# Instructions to follow:
Leave out the pictures and repeat every record exactly.

[begin Records for the task]

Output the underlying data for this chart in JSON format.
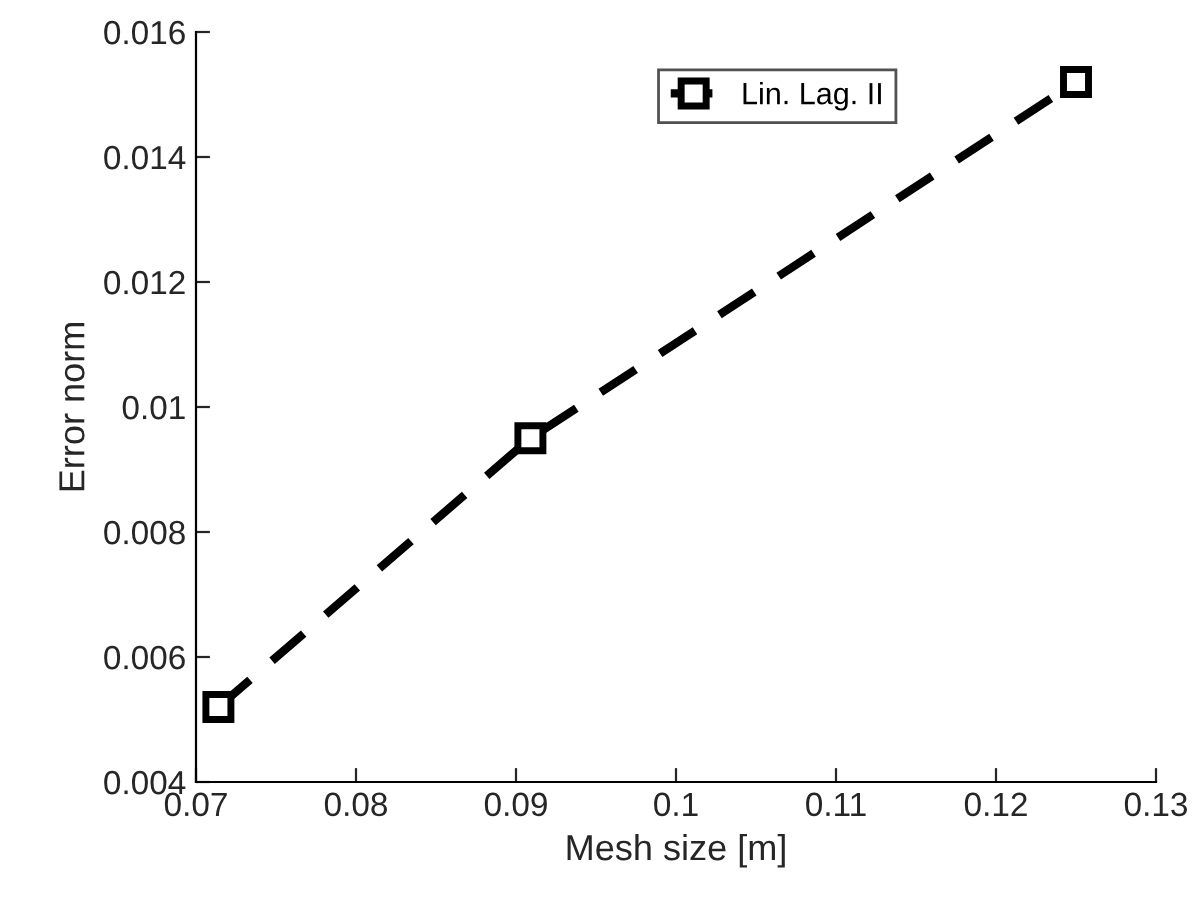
{
  "chart_data": {
    "type": "line",
    "xlabel": "Mesh size [m]",
    "ylabel": "Error norm",
    "x": [
      0.0714,
      0.0909,
      0.125
    ],
    "series": [
      {
        "name": "Lin. Lag. II",
        "color": "#000000",
        "values": [
          0.0052,
          0.0095,
          0.0152
        ]
      }
    ],
    "xlim": [
      0.07,
      0.13
    ],
    "xticks": [
      0.07,
      0.08,
      0.09,
      0.1,
      0.11,
      0.12,
      0.13
    ],
    "ylim": [
      0.004,
      0.016
    ],
    "yticks": [
      0.004,
      0.006,
      0.008,
      0.01,
      0.012,
      0.014,
      0.016
    ],
    "marker": "square",
    "line_style": "dashed",
    "legend": "top right",
    "grid": false
  }
}
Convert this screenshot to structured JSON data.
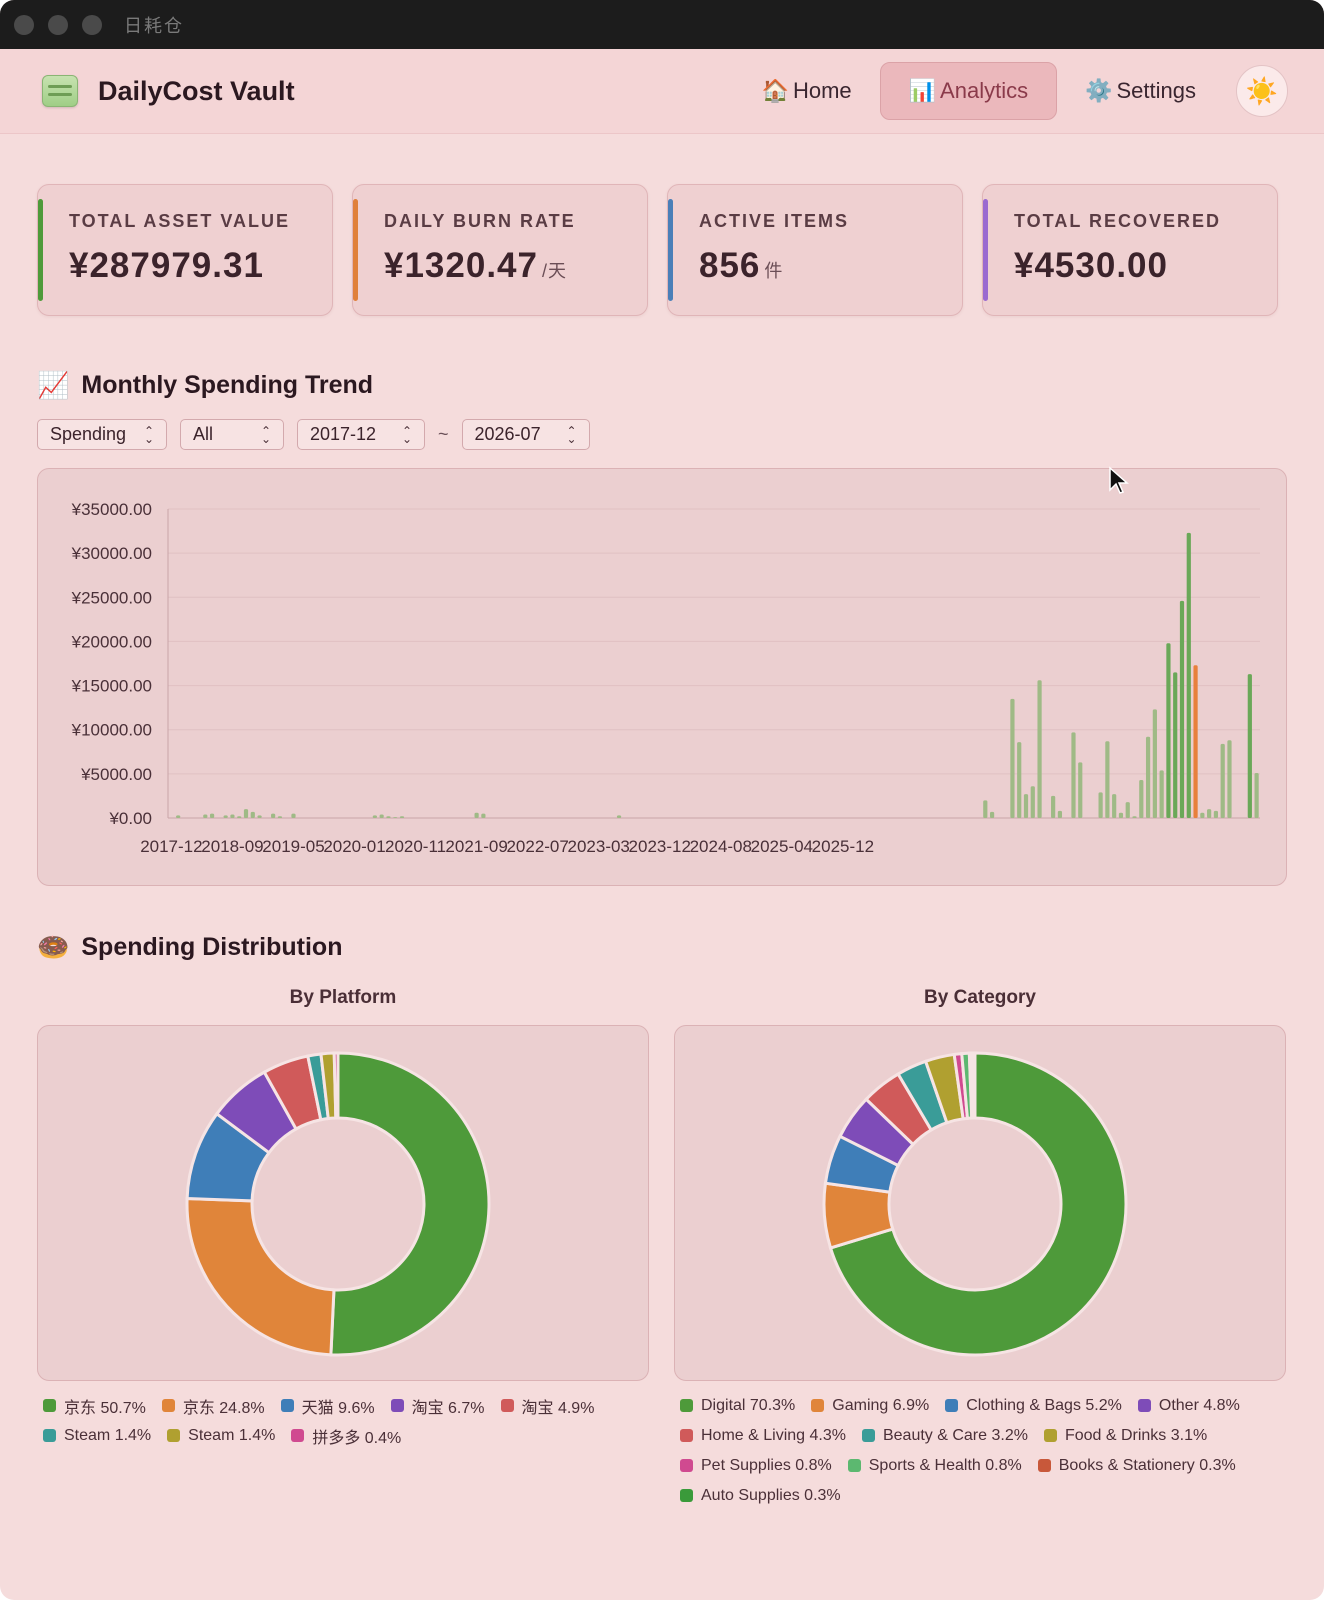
{
  "window": {
    "title": "日耗仓"
  },
  "header": {
    "brand": "DailyCost Vault",
    "nav": [
      {
        "icon": "🏠",
        "label": "Home"
      },
      {
        "icon": "📊",
        "label": "Analytics"
      },
      {
        "icon": "⚙️",
        "label": "Settings"
      }
    ],
    "theme_icon": "☀️"
  },
  "stats": [
    {
      "label": "TOTAL ASSET VALUE",
      "value": "¥287979.31",
      "unit": "",
      "color": "#4e9a3a"
    },
    {
      "label": "DAILY BURN RATE",
      "value": "¥1320.47",
      "unit": "/天",
      "color": "#e0803a"
    },
    {
      "label": "ACTIVE ITEMS",
      "value": "856",
      "unit": "件",
      "color": "#4a7fb8"
    },
    {
      "label": "TOTAL RECOVERED",
      "value": "¥4530.00",
      "unit": "",
      "color": "#9a6ad0"
    }
  ],
  "trend": {
    "icon": "📈",
    "title": "Monthly Spending Trend",
    "filters": {
      "metric": "Spending",
      "platform": "All",
      "start": "2017-12",
      "end": "2026-07",
      "separator": "~"
    }
  },
  "distribution": {
    "icon": "🍩",
    "title": "Spending Distribution",
    "platform_caption": "By Platform",
    "category_caption": "By Category"
  },
  "chart_data": [
    {
      "type": "bar",
      "title": "Monthly Spending Trend",
      "ylim": [
        0,
        35000
      ],
      "y_ticks": [
        "¥0.00",
        "¥5000.00",
        "¥10000.00",
        "¥15000.00",
        "¥20000.00",
        "¥25000.00",
        "¥30000.00",
        "¥35000.00"
      ],
      "x_ticks": [
        "2017-12",
        "2018-09",
        "2019-05",
        "2020-01",
        "2020-11",
        "2021-09",
        "2022-07",
        "2023-03",
        "2023-12",
        "2024-08",
        "2025-04",
        "2025-12"
      ],
      "highlight_color": "#e8803c",
      "bar_color": "#9fba86",
      "strong_color": "#6aa858",
      "values": [
        0,
        300,
        0,
        0,
        0,
        400,
        500,
        0,
        300,
        400,
        200,
        1000,
        700,
        300,
        0,
        500,
        200,
        0,
        500,
        0,
        0,
        0,
        0,
        0,
        0,
        0,
        0,
        0,
        0,
        0,
        300,
        400,
        200,
        100,
        200,
        0,
        0,
        0,
        0,
        0,
        0,
        0,
        0,
        0,
        0,
        600,
        500,
        0,
        0,
        0,
        0,
        0,
        0,
        0,
        0,
        0,
        0,
        0,
        0,
        0,
        0,
        0,
        0,
        0,
        0,
        0,
        300,
        0,
        0,
        0,
        0,
        0,
        0,
        0,
        0,
        0,
        0,
        0,
        0,
        0,
        0,
        0,
        0,
        0,
        0,
        0,
        0,
        0,
        0,
        0,
        0,
        0,
        0,
        0,
        0,
        0,
        0,
        0,
        0,
        0,
        0,
        0,
        0,
        0,
        0,
        0,
        0,
        0,
        0,
        0,
        0,
        0,
        0,
        0,
        0,
        0,
        0,
        0,
        0,
        0,
        2000,
        700,
        0,
        0,
        13500,
        8600,
        2700,
        3600,
        15600,
        0,
        2500,
        800,
        0,
        9700,
        6300,
        0,
        0,
        2900,
        8700,
        2700,
        600,
        1800,
        200,
        4300,
        9200,
        12300,
        5400,
        19800,
        16500,
        24600,
        32300,
        17300,
        600,
        1000,
        800,
        8400,
        8800,
        0,
        0,
        16300,
        5100
      ],
      "highlight_index": 151
    },
    {
      "type": "pie",
      "title": "By Platform",
      "labels": [
        "京东",
        "京东",
        "天猫",
        "淘宝",
        "淘宝",
        "Steam",
        "Steam",
        "拼多多"
      ],
      "values": [
        50.7,
        24.8,
        9.6,
        6.7,
        4.9,
        1.4,
        1.4,
        0.4
      ],
      "display": [
        "京东 50.7%",
        "京东 24.8%",
        "天猫 9.6%",
        "淘宝 6.7%",
        "淘宝 4.9%",
        "Steam 1.4%",
        "Steam 1.4%",
        "拼多多 0.4%"
      ],
      "colors": [
        "#4e9a3a",
        "#e0853a",
        "#3f7eb8",
        "#7e4cb8",
        "#d05a5a",
        "#3a9c98",
        "#b0a030",
        "#d04a90"
      ]
    },
    {
      "type": "pie",
      "title": "By Category",
      "labels": [
        "Digital",
        "Gaming",
        "Clothing & Bags",
        "Other",
        "Home & Living",
        "Beauty & Care",
        "Food & Drinks",
        "Pet Supplies",
        "Sports & Health",
        "Books & Stationery",
        "Auto Supplies"
      ],
      "values": [
        70.3,
        6.9,
        5.2,
        4.8,
        4.3,
        3.2,
        3.1,
        0.8,
        0.8,
        0.3,
        0.3
      ],
      "display": [
        "Digital 70.3%",
        "Gaming 6.9%",
        "Clothing & Bags 5.2%",
        "Other 4.8%",
        "Home & Living 4.3%",
        "Beauty & Care 3.2%",
        "Food & Drinks 3.1%",
        "Pet Supplies 0.8%",
        "Sports & Health 0.8%",
        "Books & Stationery 0.3%",
        "Auto Supplies 0.3%"
      ],
      "colors": [
        "#4e9a3a",
        "#e0853a",
        "#3f7eb8",
        "#7e4cb8",
        "#d05a5a",
        "#3a9c98",
        "#b0a030",
        "#d04a90",
        "#5cb870",
        "#c8583a",
        "#3a9a3a"
      ]
    }
  ]
}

[end Records for the task]

# Complete response:
Output the underlying data for this chart in JSON format.
{
  "chart_data": {
    "type": "line",
    "xlabel": "Mesh size [m]",
    "ylabel": "Error norm",
    "x": [
      0.0714,
      0.0909,
      0.125
    ],
    "series": [
      {
        "name": "Lin. Lag. II",
        "color": "#000000",
        "values": [
          0.0052,
          0.0095,
          0.0152
        ]
      }
    ],
    "xlim": [
      0.07,
      0.13
    ],
    "xticks": [
      0.07,
      0.08,
      0.09,
      0.1,
      0.11,
      0.12,
      0.13
    ],
    "ylim": [
      0.004,
      0.016
    ],
    "yticks": [
      0.004,
      0.006,
      0.008,
      0.01,
      0.012,
      0.014,
      0.016
    ],
    "marker": "square",
    "line_style": "dashed",
    "legend": "top right",
    "grid": false
  }
}
Convert this screenshot to structured JSON data.
{
  "window": {
    "title": "日耗仓"
  },
  "header": {
    "brand": "DailyCost Vault",
    "nav": [
      {
        "icon": "🏠",
        "label": "Home"
      },
      {
        "icon": "📊",
        "label": "Analytics"
      },
      {
        "icon": "⚙️",
        "label": "Settings"
      }
    ],
    "theme_icon": "☀️"
  },
  "stats": [
    {
      "label": "TOTAL ASSET VALUE",
      "value": "¥287979.31",
      "unit": "",
      "color": "#4e9a3a"
    },
    {
      "label": "DAILY BURN RATE",
      "value": "¥1320.47",
      "unit": "/天",
      "color": "#e0803a"
    },
    {
      "label": "ACTIVE ITEMS",
      "value": "856",
      "unit": "件",
      "color": "#4a7fb8"
    },
    {
      "label": "TOTAL RECOVERED",
      "value": "¥4530.00",
      "unit": "",
      "color": "#9a6ad0"
    }
  ],
  "trend": {
    "icon": "📈",
    "title": "Monthly Spending Trend",
    "filters": {
      "metric": "Spending",
      "platform": "All",
      "start": "2017-12",
      "end": "2026-07",
      "separator": "~"
    }
  },
  "distribution": {
    "icon": "🍩",
    "title": "Spending Distribution",
    "platform_caption": "By Platform",
    "category_caption": "By Category"
  },
  "chart_data": [
    {
      "type": "bar",
      "title": "Monthly Spending Trend",
      "ylim": [
        0,
        35000
      ],
      "y_ticks": [
        "¥0.00",
        "¥5000.00",
        "¥10000.00",
        "¥15000.00",
        "¥20000.00",
        "¥25000.00",
        "¥30000.00",
        "¥35000.00"
      ],
      "x_ticks": [
        "2017-12",
        "2018-09",
        "2019-05",
        "2020-01",
        "2020-11",
        "2021-09",
        "2022-07",
        "2023-03",
        "2023-12",
        "2024-08",
        "2025-04",
        "2025-12"
      ],
      "highlight_color": "#e8803c",
      "bar_color": "#9fba86",
      "strong_color": "#6aa858",
      "values": [
        0,
        300,
        0,
        0,
        0,
        400,
        500,
        0,
        300,
        400,
        200,
        1000,
        700,
        300,
        0,
        500,
        200,
        0,
        500,
        0,
        0,
        0,
        0,
        0,
        0,
        0,
        0,
        0,
        0,
        0,
        300,
        400,
        200,
        100,
        200,
        0,
        0,
        0,
        0,
        0,
        0,
        0,
        0,
        0,
        0,
        600,
        500,
        0,
        0,
        0,
        0,
        0,
        0,
        0,
        0,
        0,
        0,
        0,
        0,
        0,
        0,
        0,
        0,
        0,
        0,
        0,
        300,
        0,
        0,
        0,
        0,
        0,
        0,
        0,
        0,
        0,
        0,
        0,
        0,
        0,
        0,
        0,
        0,
        0,
        0,
        0,
        0,
        0,
        0,
        0,
        0,
        0,
        0,
        0,
        0,
        0,
        0,
        0,
        0,
        0,
        0,
        0,
        0,
        0,
        0,
        0,
        0,
        0,
        0,
        0,
        0,
        0,
        0,
        0,
        0,
        0,
        0,
        0,
        0,
        0,
        2000,
        700,
        0,
        0,
        13500,
        8600,
        2700,
        3600,
        15600,
        0,
        2500,
        800,
        0,
        9700,
        6300,
        0,
        0,
        2900,
        8700,
        2700,
        600,
        1800,
        200,
        4300,
        9200,
        12300,
        5400,
        19800,
        16500,
        24600,
        32300,
        17300,
        600,
        1000,
        800,
        8400,
        8800,
        0,
        0,
        16300,
        5100
      ],
      "highlight_index": 151
    },
    {
      "type": "pie",
      "title": "By Platform",
      "labels": [
        "京东",
        "京东",
        "天猫",
        "淘宝",
        "淘宝",
        "Steam",
        "Steam",
        "拼多多"
      ],
      "values": [
        50.7,
        24.8,
        9.6,
        6.7,
        4.9,
        1.4,
        1.4,
        0.4
      ],
      "display": [
        "京东 50.7%",
        "京东 24.8%",
        "天猫 9.6%",
        "淘宝 6.7%",
        "淘宝 4.9%",
        "Steam 1.4%",
        "Steam 1.4%",
        "拼多多 0.4%"
      ],
      "colors": [
        "#4e9a3a",
        "#e0853a",
        "#3f7eb8",
        "#7e4cb8",
        "#d05a5a",
        "#3a9c98",
        "#b0a030",
        "#d04a90"
      ]
    },
    {
      "type": "pie",
      "title": "By Category",
      "labels": [
        "Digital",
        "Gaming",
        "Clothing & Bags",
        "Other",
        "Home & Living",
        "Beauty & Care",
        "Food & Drinks",
        "Pet Supplies",
        "Sports & Health",
        "Books & Stationery",
        "Auto Supplies"
      ],
      "values": [
        70.3,
        6.9,
        5.2,
        4.8,
        4.3,
        3.2,
        3.1,
        0.8,
        0.8,
        0.3,
        0.3
      ],
      "display": [
        "Digital 70.3%",
        "Gaming 6.9%",
        "Clothing & Bags 5.2%",
        "Other 4.8%",
        "Home & Living 4.3%",
        "Beauty & Care 3.2%",
        "Food & Drinks 3.1%",
        "Pet Supplies 0.8%",
        "Sports & Health 0.8%",
        "Books & Stationery 0.3%",
        "Auto Supplies 0.3%"
      ],
      "colors": [
        "#4e9a3a",
        "#e0853a",
        "#3f7eb8",
        "#7e4cb8",
        "#d05a5a",
        "#3a9c98",
        "#b0a030",
        "#d04a90",
        "#5cb870",
        "#c8583a",
        "#3a9a3a"
      ]
    }
  ]
}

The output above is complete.